= Exercise =
Check every line of the entries for "normal", and copy the lines that hold it.

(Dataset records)
════
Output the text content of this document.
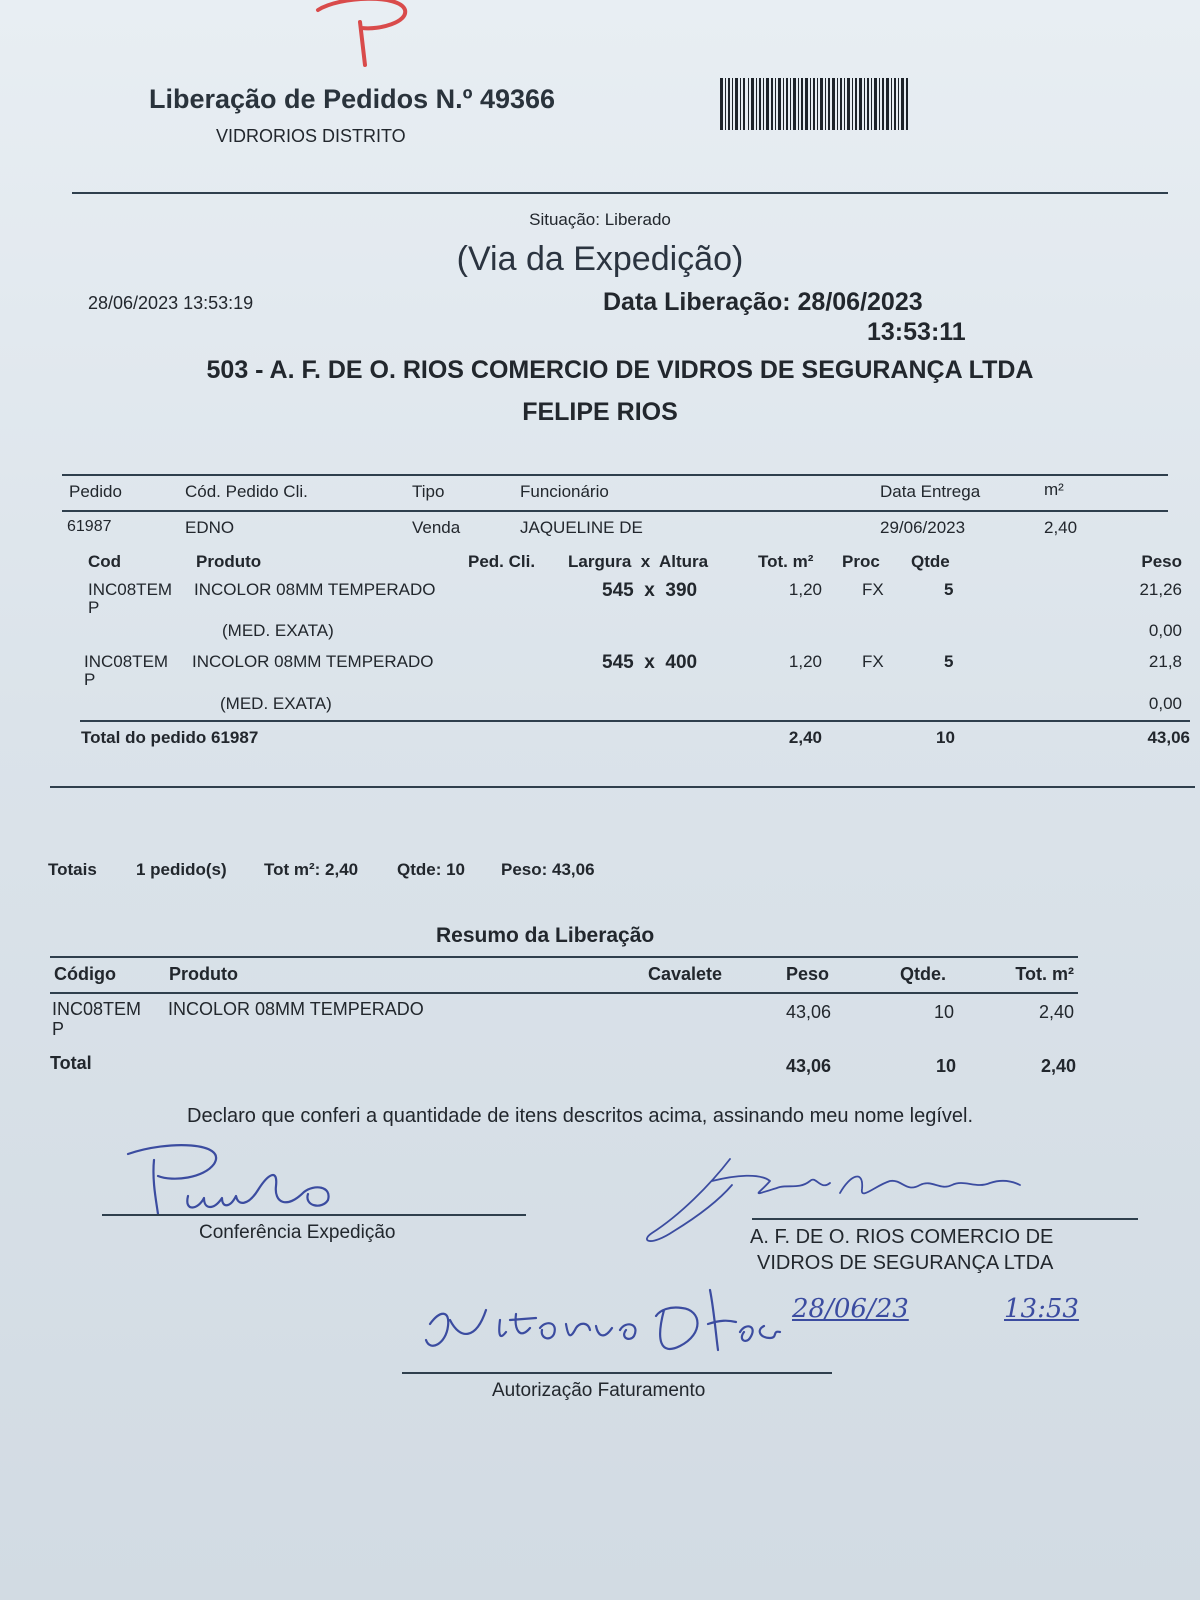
Liberação de Pedidos N.º 49366
VIDRORIOS DISTRITO
Situação: Liberado
(Via da Expedição)
28/06/2023 13:53:19	Data Liberação: 28/06/2023
13:53:11
503 - A. F. DE O. RIOS COMERCIO DE VIDROS DE SEGURANÇA LTDA
FELIPE RIOS
Pedido	Cód. Pedido Cli.	Tipo	Funcionário	Data Entrega	m²
61987	EDNO	Venda	JAQUELINE DE	29/06/2023	2,40
Cod	Produto	Ped. Cli. Largura  x  Altura	Tot. m² Proc Qtde	Peso
INC08TEM
P
INCOLOR 08MM TEMPERADO	545  x  390	1,20 FX	5	21,26
(MED. EXATA)	0,00
INC08TEM
P
INCOLOR 08MM TEMPERADO	545  x  400	1,20 FX	5	21,8
(MED. EXATA)	0,00
Total do pedido 61987	2,40	10	43,06
Totais 1 pedido(s) Tot m²: 2,40 Qtde: 10 Peso: 43,06
Resumo da Liberação
Código	Produto	Cavalete	Peso	Qtde.	Tot. m²
INC08TEM
P
INCOLOR 08MM TEMPERADO	43,06	10	2,40
Total	43,06	10	2,40
Declaro que conferi a quantidade de itens descritos acima, assinando meu nome legível.
Conferência Expedição	A. F. DE O. RIOS COMERCIO DE
VIDROS DE SEGURANÇA LTDA
28/06/23	13:53
Autorização Faturamento
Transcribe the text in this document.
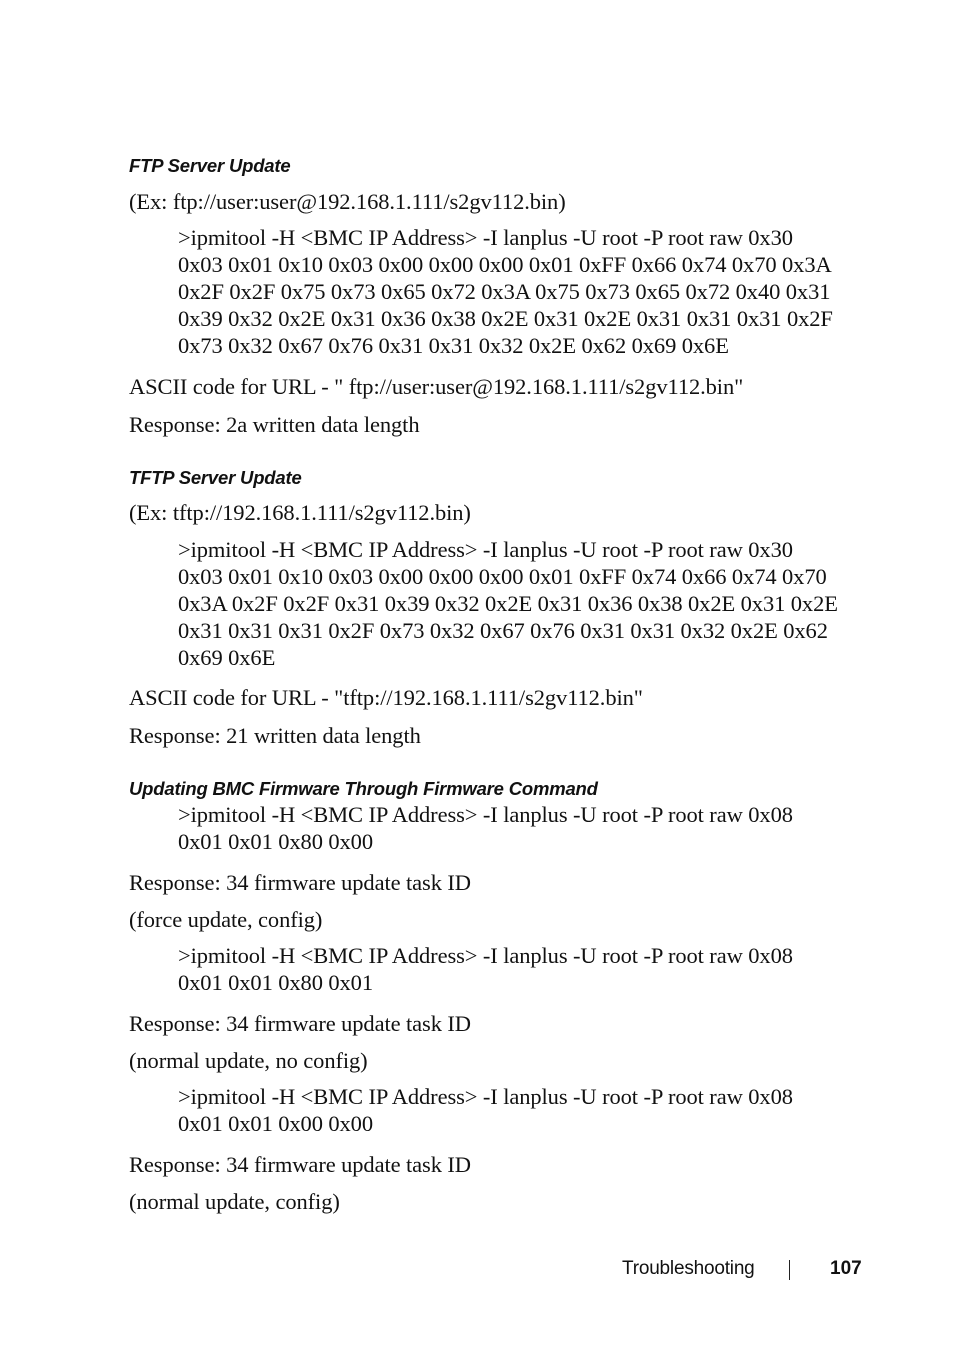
FTP Server Update
(Ex: ftp://user:user@192.168.1.111/s2gv112.bin)
>ipmitool -H <BMC IP Address> -I lanplus -U root -P root raw 0x30
0x03 0x01 0x10 0x03 0x00 0x00 0x00 0x01 0xFF 0x66 0x74 0x70 0x3A
0x2F 0x2F 0x75 0x73 0x65 0x72 0x3A 0x75 0x73 0x65 0x72 0x40 0x31
0x39 0x32 0x2E 0x31 0x36 0x38 0x2E 0x31 0x2E 0x31 0x31 0x31 0x2F
0x73 0x32 0x67 0x76 0x31 0x31 0x32 0x2E 0x62 0x69 0x6E
ASCII code for URL - " ftp://user:user@192.168.1.111/s2gv112.bin"
Response: 2a written data length
TFTP Server Update
(Ex: tftp://192.168.1.111/s2gv112.bin)
>ipmitool -H <BMC IP Address> -I lanplus -U root -P root raw 0x30
0x03 0x01 0x10 0x03 0x00 0x00 0x00 0x01 0xFF 0x74 0x66 0x74 0x70
0x3A 0x2F 0x2F 0x31 0x39 0x32 0x2E 0x31 0x36 0x38 0x2E 0x31 0x2E
0x31 0x31 0x31 0x2F 0x73 0x32 0x67 0x76 0x31 0x31 0x32 0x2E 0x62
0x69 0x6E
ASCII code for URL - "tftp://192.168.1.111/s2gv112.bin"
Response: 21 written data length
Updating BMC Firmware Through Firmware Command
>ipmitool -H <BMC IP Address> -I lanplus -U root -P root raw 0x08
0x01 0x01 0x80 0x00
Response: 34 firmware update task ID
(force update, config)
>ipmitool -H <BMC IP Address> -I lanplus -U root -P root raw 0x08
0x01 0x01 0x80 0x01
Response: 34 firmware update task ID
(normal update, no config)
>ipmitool -H <BMC IP Address> -I lanplus -U root -P root raw 0x08
0x01 0x01 0x00 0x00
Response: 34 firmware update task ID
(normal update, config)
Troubleshooting	107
════
= Worked answer =
(normal update, no config)
(normal update, config)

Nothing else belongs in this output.